■ WHAT YOU NEED TO DO: Copy all lines that contain the word "всех".

* start *

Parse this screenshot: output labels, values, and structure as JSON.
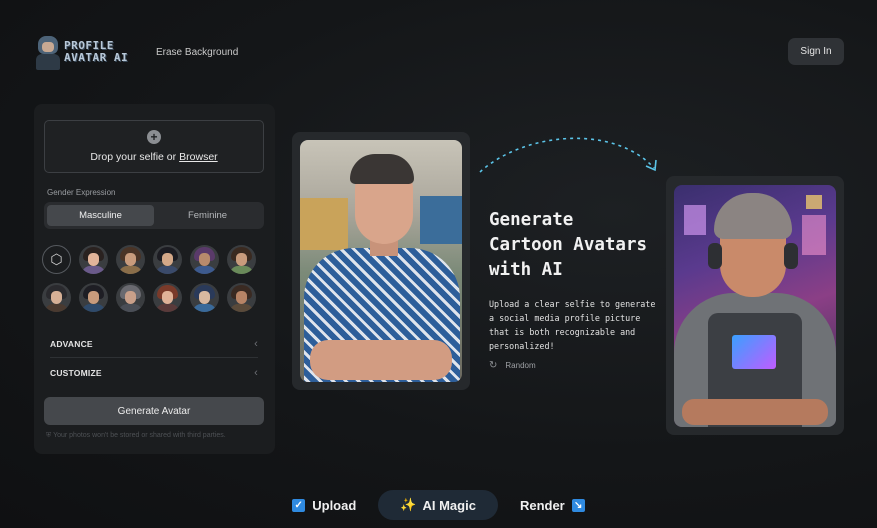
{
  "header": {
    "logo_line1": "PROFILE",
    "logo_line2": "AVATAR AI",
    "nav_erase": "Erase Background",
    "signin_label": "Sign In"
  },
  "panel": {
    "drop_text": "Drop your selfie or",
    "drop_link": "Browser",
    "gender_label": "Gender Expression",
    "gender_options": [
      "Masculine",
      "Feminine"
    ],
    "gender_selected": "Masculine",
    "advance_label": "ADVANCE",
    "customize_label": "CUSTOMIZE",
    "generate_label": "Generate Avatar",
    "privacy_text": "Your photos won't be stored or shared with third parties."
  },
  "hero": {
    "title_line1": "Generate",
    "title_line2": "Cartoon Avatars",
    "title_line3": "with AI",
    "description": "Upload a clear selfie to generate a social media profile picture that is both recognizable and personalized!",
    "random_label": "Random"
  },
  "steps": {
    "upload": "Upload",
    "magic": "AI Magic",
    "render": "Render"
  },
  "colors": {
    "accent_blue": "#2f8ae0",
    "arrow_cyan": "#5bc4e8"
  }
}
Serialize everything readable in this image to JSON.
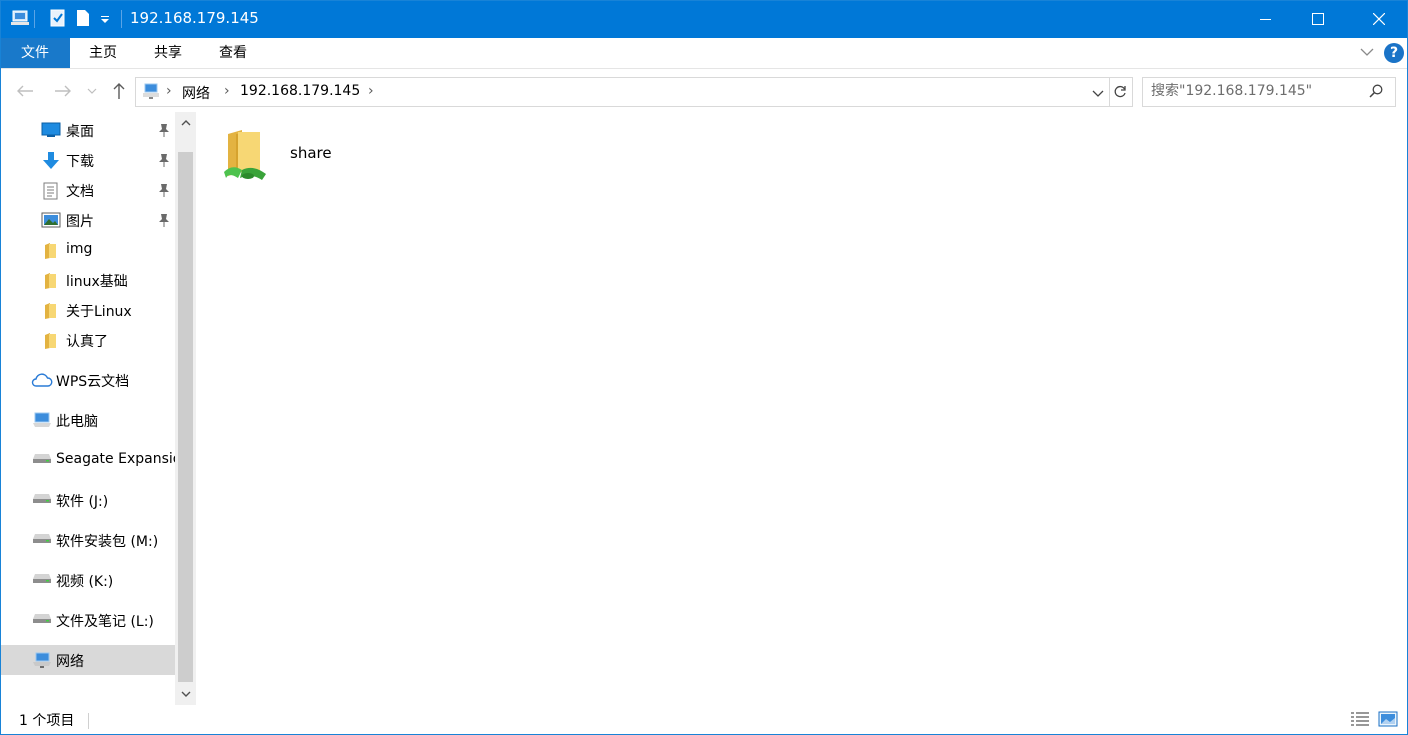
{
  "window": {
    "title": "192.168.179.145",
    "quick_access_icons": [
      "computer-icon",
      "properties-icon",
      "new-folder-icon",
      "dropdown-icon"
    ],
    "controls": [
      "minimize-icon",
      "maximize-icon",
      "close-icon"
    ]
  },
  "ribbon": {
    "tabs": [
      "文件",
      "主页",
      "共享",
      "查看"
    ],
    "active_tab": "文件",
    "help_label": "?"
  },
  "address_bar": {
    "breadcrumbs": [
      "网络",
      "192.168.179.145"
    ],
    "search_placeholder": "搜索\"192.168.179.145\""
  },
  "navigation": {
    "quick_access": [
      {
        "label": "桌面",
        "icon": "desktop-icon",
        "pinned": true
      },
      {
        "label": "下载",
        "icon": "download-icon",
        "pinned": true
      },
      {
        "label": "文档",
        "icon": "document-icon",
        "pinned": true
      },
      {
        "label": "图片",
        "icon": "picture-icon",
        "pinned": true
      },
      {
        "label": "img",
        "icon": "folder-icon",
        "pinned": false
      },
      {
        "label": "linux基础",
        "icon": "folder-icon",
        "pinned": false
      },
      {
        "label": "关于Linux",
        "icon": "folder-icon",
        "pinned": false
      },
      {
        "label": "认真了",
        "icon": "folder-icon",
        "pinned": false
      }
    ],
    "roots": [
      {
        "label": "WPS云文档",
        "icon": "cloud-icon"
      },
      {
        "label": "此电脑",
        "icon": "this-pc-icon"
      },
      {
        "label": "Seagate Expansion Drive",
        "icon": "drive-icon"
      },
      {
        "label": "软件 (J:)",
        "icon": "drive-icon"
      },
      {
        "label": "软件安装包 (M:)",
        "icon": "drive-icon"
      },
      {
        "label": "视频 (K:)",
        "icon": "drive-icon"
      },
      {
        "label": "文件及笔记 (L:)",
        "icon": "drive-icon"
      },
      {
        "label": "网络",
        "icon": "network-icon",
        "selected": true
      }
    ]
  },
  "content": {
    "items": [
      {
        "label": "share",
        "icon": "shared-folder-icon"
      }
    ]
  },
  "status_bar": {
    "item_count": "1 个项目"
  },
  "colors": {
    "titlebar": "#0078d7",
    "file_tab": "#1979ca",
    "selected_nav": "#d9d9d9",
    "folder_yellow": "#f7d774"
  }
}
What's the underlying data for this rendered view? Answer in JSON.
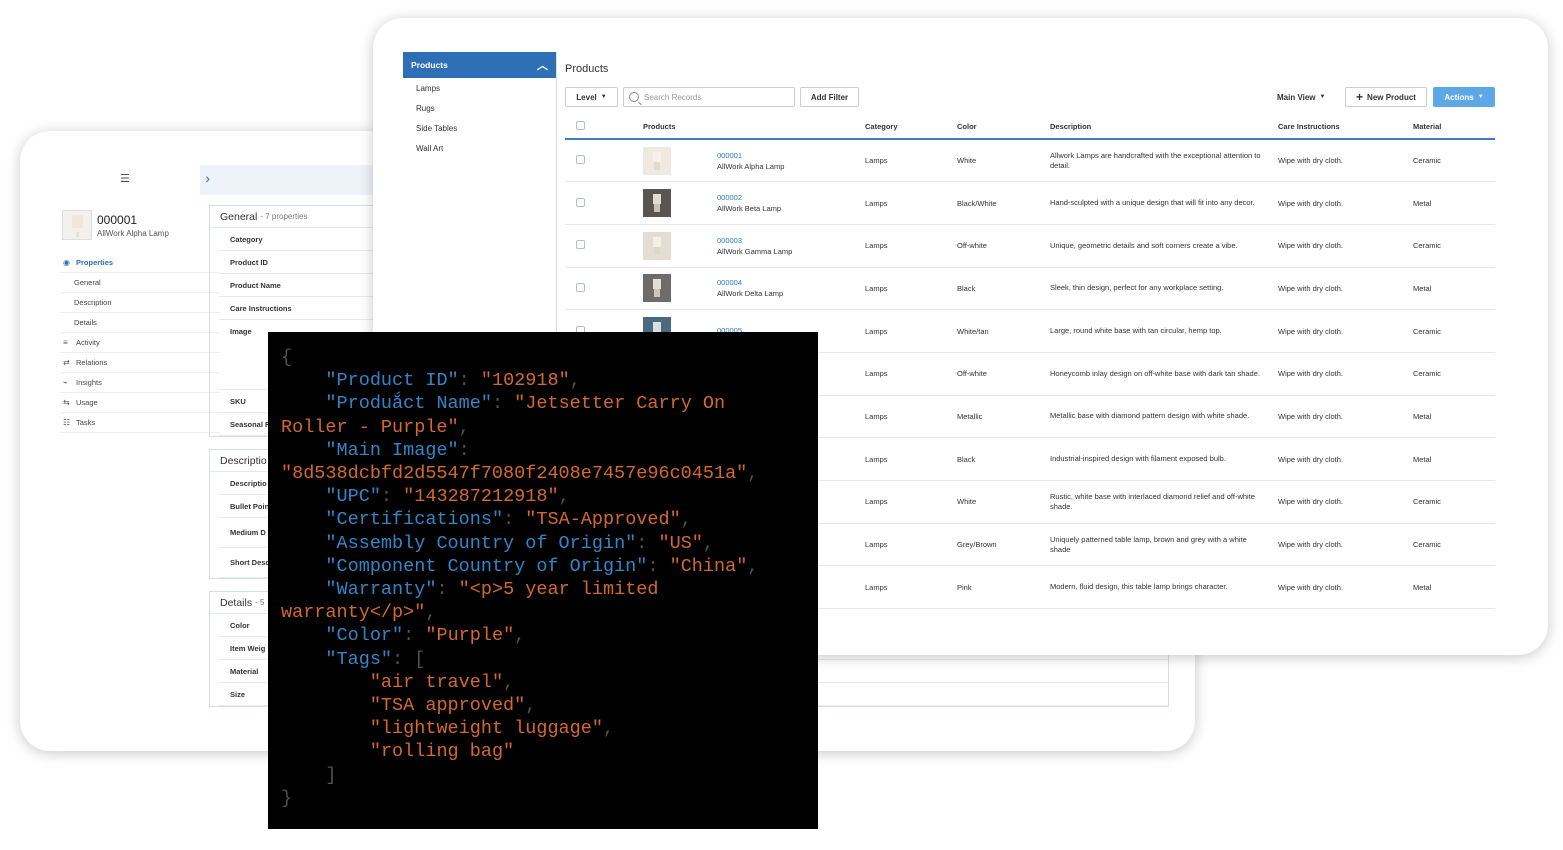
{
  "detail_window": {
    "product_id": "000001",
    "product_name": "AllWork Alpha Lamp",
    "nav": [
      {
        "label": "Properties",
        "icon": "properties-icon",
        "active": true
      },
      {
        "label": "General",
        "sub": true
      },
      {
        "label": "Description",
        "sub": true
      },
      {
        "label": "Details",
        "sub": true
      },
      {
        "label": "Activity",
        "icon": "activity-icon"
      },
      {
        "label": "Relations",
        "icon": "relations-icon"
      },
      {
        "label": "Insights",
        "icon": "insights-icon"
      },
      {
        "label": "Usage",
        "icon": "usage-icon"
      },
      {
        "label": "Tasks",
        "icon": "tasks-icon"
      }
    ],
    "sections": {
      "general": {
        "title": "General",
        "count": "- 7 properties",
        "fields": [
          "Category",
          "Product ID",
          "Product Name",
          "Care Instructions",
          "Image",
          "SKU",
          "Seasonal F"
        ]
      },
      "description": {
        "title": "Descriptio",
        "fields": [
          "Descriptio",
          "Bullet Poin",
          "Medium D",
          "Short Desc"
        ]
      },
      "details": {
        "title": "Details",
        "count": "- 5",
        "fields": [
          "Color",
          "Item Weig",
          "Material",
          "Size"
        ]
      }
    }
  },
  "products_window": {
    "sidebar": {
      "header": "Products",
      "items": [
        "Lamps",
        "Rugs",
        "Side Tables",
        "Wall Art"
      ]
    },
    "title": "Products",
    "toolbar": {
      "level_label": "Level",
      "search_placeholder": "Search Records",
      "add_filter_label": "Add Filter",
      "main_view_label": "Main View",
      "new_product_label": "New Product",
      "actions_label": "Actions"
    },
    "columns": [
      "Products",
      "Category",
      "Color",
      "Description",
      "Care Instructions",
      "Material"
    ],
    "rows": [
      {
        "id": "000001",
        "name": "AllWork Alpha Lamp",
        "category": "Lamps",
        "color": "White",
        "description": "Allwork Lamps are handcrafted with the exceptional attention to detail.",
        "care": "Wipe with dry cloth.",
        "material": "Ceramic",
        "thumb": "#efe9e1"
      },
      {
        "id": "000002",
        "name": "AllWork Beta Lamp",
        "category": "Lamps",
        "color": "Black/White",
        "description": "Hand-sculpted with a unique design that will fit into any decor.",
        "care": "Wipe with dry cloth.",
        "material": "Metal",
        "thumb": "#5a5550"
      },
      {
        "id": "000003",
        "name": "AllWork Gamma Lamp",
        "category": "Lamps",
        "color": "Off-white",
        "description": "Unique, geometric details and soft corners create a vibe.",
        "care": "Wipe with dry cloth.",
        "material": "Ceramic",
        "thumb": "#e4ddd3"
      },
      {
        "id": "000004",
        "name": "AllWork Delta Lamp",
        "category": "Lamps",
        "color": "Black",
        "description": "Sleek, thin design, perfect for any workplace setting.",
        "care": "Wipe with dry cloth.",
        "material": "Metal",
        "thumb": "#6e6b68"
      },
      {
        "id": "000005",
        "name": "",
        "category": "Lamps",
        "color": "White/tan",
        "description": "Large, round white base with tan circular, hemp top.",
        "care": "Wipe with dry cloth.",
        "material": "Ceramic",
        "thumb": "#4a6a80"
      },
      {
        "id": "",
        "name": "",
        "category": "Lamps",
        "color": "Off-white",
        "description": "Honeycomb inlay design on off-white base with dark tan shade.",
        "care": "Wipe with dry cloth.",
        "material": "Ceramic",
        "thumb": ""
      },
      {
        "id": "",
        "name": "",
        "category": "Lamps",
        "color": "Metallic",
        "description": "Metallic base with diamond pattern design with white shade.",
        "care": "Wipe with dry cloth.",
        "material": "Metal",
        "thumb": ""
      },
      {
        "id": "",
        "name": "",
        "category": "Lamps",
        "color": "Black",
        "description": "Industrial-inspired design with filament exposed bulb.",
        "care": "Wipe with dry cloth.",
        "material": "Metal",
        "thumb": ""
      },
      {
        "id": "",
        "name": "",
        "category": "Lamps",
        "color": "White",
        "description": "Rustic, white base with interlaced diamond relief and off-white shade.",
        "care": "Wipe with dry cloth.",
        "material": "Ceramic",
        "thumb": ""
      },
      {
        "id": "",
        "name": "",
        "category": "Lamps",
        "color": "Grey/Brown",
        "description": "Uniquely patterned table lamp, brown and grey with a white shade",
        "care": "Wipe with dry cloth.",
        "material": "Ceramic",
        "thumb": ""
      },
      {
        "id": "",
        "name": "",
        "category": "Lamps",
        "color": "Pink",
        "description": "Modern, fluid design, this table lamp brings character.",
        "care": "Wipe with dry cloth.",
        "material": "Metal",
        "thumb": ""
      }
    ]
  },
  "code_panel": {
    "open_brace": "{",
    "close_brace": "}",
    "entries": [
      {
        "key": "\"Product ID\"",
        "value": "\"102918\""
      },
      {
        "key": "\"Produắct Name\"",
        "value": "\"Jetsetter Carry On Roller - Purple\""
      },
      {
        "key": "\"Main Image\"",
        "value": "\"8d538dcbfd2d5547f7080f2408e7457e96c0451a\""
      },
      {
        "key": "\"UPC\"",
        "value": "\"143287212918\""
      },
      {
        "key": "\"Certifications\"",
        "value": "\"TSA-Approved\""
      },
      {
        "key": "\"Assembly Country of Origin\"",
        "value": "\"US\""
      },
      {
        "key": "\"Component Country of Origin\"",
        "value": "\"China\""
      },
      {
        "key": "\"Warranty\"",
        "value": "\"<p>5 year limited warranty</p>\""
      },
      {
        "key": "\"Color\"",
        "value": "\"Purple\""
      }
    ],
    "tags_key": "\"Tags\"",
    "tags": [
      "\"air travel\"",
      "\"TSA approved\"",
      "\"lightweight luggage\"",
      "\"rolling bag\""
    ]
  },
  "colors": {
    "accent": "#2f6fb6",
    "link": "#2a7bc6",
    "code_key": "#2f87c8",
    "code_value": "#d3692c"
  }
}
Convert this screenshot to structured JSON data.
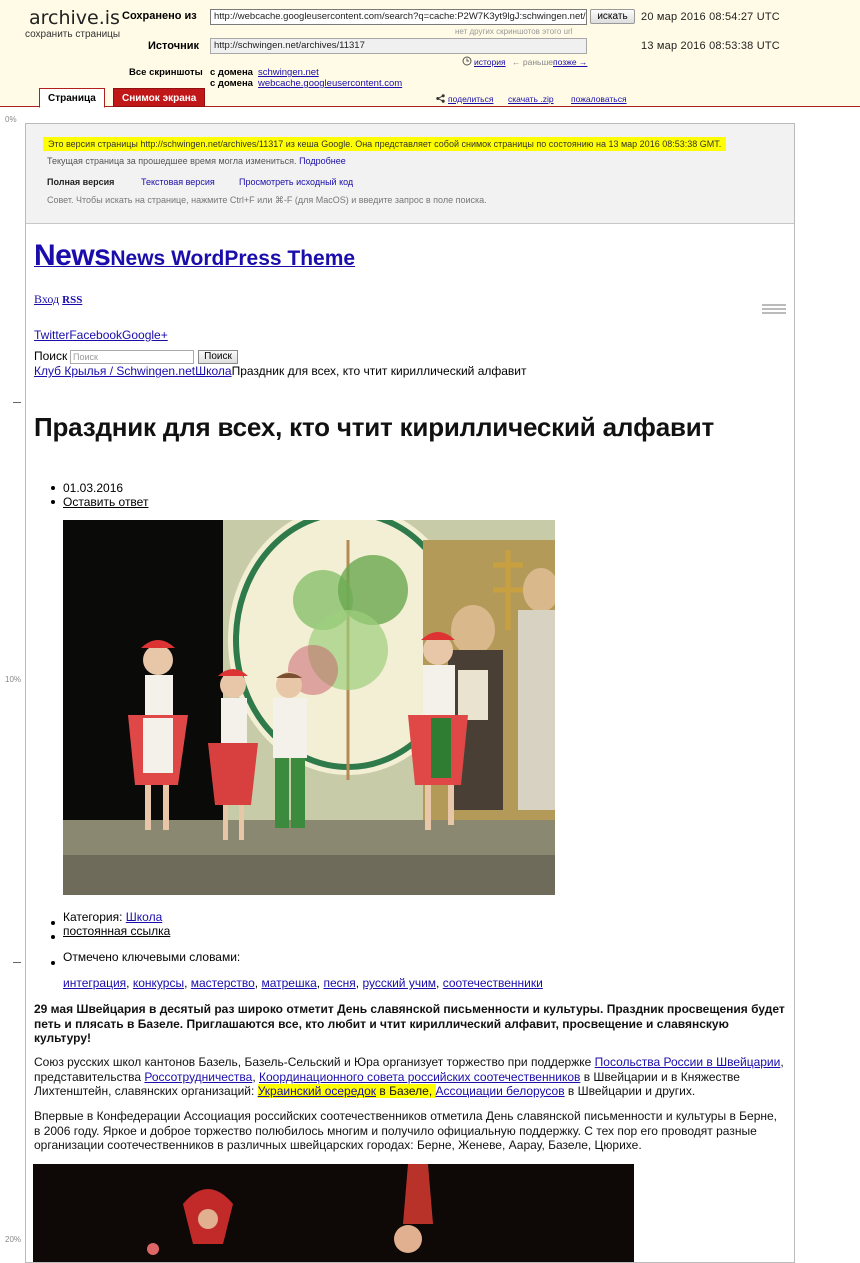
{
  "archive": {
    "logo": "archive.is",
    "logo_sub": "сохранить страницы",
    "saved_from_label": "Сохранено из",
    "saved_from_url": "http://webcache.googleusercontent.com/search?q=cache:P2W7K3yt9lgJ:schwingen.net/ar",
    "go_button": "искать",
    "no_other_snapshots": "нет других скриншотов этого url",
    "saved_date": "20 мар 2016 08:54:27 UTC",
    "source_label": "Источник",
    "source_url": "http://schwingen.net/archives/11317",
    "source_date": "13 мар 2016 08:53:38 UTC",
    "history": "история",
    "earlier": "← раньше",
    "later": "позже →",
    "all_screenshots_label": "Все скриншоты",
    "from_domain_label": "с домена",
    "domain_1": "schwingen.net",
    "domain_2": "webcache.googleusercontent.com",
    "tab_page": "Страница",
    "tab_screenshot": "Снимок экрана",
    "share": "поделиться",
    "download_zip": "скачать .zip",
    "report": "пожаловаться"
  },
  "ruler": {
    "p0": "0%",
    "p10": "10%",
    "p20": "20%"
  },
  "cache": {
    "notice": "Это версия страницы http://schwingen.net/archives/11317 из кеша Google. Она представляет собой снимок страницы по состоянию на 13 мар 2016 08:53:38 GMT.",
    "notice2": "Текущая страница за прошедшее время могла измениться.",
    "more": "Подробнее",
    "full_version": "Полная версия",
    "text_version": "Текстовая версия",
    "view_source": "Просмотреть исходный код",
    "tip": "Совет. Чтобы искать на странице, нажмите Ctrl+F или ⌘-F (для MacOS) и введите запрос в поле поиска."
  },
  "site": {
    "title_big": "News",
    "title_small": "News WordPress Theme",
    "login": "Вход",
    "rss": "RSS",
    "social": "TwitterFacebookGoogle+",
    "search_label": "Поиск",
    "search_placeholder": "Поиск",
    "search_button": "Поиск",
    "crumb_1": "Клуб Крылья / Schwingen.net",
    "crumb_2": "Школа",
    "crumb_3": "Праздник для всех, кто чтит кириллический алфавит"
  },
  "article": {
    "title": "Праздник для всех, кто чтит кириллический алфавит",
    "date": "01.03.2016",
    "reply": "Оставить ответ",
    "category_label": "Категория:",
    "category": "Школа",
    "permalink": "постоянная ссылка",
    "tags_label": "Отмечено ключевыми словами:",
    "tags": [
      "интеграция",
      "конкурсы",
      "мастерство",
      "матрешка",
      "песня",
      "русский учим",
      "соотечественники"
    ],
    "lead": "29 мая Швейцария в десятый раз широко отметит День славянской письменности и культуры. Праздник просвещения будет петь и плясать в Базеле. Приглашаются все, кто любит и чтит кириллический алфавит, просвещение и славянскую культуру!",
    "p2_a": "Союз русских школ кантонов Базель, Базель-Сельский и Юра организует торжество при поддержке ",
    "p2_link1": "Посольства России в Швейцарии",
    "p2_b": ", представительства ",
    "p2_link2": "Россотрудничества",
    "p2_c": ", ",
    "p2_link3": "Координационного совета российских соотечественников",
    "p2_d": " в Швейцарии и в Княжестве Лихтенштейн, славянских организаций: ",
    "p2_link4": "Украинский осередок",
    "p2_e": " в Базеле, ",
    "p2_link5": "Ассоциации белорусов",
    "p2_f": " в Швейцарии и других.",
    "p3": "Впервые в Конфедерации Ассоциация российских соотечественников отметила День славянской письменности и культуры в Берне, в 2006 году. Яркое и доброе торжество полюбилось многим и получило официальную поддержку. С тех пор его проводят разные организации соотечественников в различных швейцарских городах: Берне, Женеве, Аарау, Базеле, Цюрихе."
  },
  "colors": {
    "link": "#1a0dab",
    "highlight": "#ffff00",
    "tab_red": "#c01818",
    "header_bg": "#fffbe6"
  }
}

* end *

■ RESULT OF THE TASK:
    "crumb_3": "Праздник для всех, кто чтит кириллический алфавит"
    "title": "Праздник для всех, кто чтит кириллический алфавит",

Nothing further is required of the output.